Aim of the exercise
Copy every line from the records below that holds the word "business".

== == ==

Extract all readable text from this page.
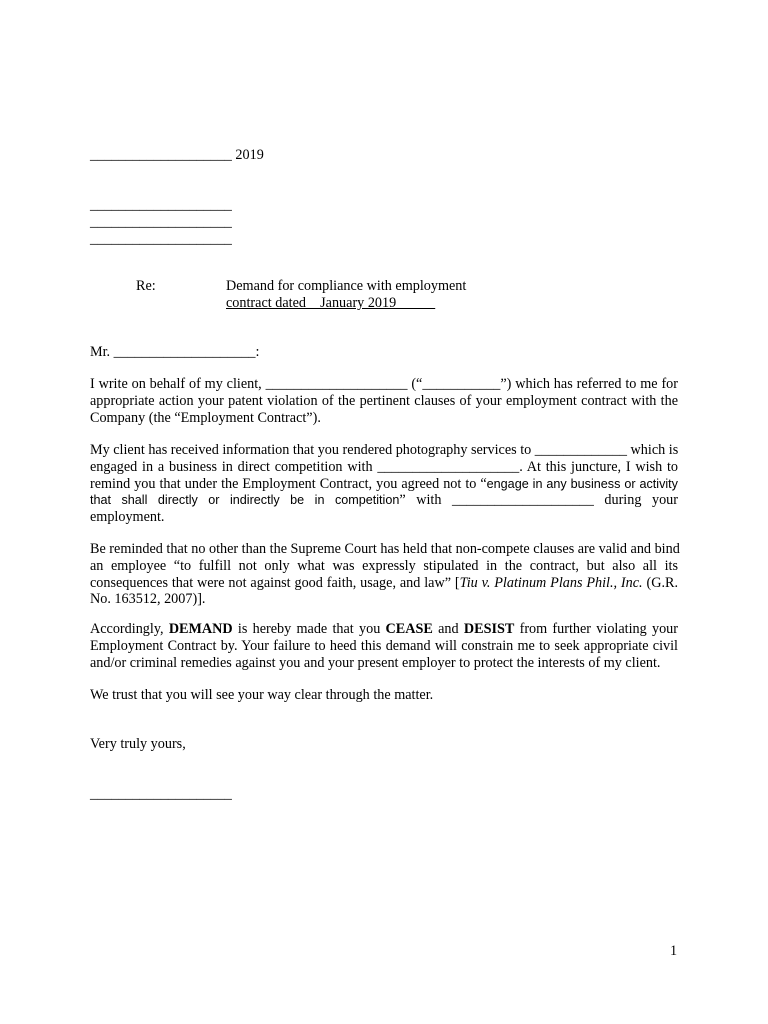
____________________ 2019
____________________
____________________
____________________
Re:	Demand for compliance with employment
contract dated    January 2019
Mr. ____________________:
I write on behalf of my client, ____________________ (“___________”) which has referred to me for
appropriate action your patent violation of the pertinent clauses of your employment contract with the
Company (the “Employment Contract”).
My client has received information that you rendered photography services to _____________ which is
engaged in a business in direct competition with ____________________. At this juncture, I wish to
remind you that under the Employment Contract, you agreed not to “engage in any business or activity
that shall directly or indirectly be in competition” with ____________________ during your
employment.
Be reminded that no other than the Supreme Court has held that non-compete clauses are valid and bind
an employee “to fulfill not only what was expressly stipulated in the contract, but also all its
consequences that were not against good faith, usage, and law” [Tiu v. Platinum Plans Phil., Inc. (G.R.
No. 163512, 2007)].
Accordingly, DEMAND is hereby made that you CEASE and DESIST from further violating your
Employment Contract by. Your failure to heed this demand will constrain me to seek appropriate civil
and/or criminal remedies against you and your present employer to protect the interests of my client.
We trust that you will see your way clear through the matter.
Very truly yours,
____________________
1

== == ==

Problem solution
engaged in a business in direct competition with ____________________. At this juncture, I wish to
remind you that under the Employment Contract, you agreed not to “engage in any business or activity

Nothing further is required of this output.